[What to do]
Assemble all lines in which the string "series" appears.

┌──

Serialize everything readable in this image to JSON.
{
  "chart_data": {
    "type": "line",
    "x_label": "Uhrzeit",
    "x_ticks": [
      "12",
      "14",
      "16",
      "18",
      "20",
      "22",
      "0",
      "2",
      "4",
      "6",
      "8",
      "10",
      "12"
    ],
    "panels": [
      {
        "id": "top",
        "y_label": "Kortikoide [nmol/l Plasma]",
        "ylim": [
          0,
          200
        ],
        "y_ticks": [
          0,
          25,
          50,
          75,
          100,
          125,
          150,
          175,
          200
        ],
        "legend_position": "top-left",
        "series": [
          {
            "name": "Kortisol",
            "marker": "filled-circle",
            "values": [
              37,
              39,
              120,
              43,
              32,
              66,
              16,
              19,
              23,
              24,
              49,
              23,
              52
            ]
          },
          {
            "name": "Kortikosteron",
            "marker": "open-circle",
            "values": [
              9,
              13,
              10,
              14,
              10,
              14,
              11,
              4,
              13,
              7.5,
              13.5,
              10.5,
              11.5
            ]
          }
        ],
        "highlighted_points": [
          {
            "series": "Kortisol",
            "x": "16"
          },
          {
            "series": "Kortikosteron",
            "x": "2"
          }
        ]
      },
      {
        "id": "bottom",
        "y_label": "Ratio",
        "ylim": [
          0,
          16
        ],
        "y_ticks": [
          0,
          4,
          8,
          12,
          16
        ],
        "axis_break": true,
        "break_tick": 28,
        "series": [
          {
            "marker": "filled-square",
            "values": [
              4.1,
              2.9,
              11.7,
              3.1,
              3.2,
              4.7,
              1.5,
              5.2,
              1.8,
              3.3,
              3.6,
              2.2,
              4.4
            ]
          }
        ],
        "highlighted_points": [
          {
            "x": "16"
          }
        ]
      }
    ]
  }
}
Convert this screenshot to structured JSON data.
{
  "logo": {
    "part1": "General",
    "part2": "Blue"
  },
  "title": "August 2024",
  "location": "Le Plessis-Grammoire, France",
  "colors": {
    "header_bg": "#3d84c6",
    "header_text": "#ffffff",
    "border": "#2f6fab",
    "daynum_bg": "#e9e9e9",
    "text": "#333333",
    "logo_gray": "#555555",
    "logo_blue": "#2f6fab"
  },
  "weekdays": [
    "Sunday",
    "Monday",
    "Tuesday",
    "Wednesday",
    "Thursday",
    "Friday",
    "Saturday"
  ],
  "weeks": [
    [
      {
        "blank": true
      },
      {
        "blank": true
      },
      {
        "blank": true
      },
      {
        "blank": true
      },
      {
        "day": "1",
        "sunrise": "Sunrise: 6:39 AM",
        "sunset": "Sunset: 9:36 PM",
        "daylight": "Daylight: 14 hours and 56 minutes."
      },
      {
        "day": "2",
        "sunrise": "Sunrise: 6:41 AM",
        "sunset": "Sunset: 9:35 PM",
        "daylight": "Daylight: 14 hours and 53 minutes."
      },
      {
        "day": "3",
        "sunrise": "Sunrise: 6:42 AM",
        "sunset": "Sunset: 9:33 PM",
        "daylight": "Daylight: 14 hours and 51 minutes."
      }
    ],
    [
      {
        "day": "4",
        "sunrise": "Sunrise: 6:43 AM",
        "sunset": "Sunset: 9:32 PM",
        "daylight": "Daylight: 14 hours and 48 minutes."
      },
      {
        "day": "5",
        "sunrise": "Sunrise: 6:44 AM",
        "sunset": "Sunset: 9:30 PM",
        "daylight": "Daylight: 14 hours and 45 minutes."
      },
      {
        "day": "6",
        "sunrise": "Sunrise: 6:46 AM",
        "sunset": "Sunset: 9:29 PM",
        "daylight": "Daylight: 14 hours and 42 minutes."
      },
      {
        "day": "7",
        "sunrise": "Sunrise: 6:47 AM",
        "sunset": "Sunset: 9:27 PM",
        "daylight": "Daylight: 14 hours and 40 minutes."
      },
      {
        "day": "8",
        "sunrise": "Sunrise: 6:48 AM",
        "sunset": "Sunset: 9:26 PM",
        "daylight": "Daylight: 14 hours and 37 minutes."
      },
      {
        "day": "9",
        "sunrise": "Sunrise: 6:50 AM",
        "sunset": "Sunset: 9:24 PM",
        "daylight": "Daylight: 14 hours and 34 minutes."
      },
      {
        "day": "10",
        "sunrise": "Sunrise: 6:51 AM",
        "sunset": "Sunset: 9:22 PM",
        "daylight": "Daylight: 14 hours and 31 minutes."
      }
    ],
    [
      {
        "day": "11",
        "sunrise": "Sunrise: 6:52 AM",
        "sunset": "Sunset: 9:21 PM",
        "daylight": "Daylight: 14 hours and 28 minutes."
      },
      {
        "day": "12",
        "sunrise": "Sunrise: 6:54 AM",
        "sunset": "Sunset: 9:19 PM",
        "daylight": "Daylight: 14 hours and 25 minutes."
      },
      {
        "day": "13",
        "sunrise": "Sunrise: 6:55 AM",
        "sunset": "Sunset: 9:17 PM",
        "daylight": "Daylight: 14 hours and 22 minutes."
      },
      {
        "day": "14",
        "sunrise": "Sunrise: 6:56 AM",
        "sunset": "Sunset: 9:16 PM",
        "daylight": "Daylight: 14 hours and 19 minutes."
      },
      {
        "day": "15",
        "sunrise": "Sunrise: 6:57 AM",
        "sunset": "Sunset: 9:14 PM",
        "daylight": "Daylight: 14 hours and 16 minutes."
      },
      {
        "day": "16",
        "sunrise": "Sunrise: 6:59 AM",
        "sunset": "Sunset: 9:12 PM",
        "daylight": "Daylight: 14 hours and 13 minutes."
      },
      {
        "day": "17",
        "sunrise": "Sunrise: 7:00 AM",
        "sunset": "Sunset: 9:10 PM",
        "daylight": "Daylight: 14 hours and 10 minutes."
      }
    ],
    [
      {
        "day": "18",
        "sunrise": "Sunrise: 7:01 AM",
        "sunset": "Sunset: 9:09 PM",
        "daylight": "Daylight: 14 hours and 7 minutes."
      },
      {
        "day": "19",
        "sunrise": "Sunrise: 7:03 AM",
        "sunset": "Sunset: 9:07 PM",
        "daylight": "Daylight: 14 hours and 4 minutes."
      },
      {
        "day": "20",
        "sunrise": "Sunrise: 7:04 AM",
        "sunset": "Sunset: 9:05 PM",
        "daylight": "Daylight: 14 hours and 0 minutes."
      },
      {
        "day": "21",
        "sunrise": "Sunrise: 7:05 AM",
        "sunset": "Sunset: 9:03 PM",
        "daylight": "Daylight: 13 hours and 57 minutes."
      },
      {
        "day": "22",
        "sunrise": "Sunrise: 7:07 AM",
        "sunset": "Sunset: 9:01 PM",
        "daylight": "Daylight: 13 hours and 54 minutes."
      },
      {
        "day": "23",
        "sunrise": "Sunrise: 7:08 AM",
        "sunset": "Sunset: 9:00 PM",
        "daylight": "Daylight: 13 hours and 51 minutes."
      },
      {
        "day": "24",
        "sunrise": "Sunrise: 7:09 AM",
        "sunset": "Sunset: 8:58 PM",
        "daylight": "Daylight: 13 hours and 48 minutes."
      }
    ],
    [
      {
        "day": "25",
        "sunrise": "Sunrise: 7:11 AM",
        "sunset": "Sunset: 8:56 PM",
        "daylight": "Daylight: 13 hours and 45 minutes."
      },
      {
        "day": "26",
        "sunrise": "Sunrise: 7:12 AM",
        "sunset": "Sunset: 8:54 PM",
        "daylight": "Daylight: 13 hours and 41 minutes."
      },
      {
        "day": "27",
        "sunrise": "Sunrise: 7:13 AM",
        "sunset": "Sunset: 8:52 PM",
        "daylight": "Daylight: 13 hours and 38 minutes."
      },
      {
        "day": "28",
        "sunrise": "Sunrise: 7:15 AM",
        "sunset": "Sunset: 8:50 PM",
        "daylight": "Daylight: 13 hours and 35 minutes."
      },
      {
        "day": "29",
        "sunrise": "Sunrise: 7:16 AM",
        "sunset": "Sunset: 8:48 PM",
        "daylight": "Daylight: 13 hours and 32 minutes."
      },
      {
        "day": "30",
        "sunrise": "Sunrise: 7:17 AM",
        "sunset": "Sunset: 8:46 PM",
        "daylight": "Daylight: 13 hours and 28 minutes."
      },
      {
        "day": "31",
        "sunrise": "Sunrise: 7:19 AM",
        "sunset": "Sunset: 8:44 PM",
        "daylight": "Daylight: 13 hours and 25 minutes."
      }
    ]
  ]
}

└──

[Exercise solution]
        "series": [
            "series": "Kortisol",
            "series": "Kortikosteron",
        "series": [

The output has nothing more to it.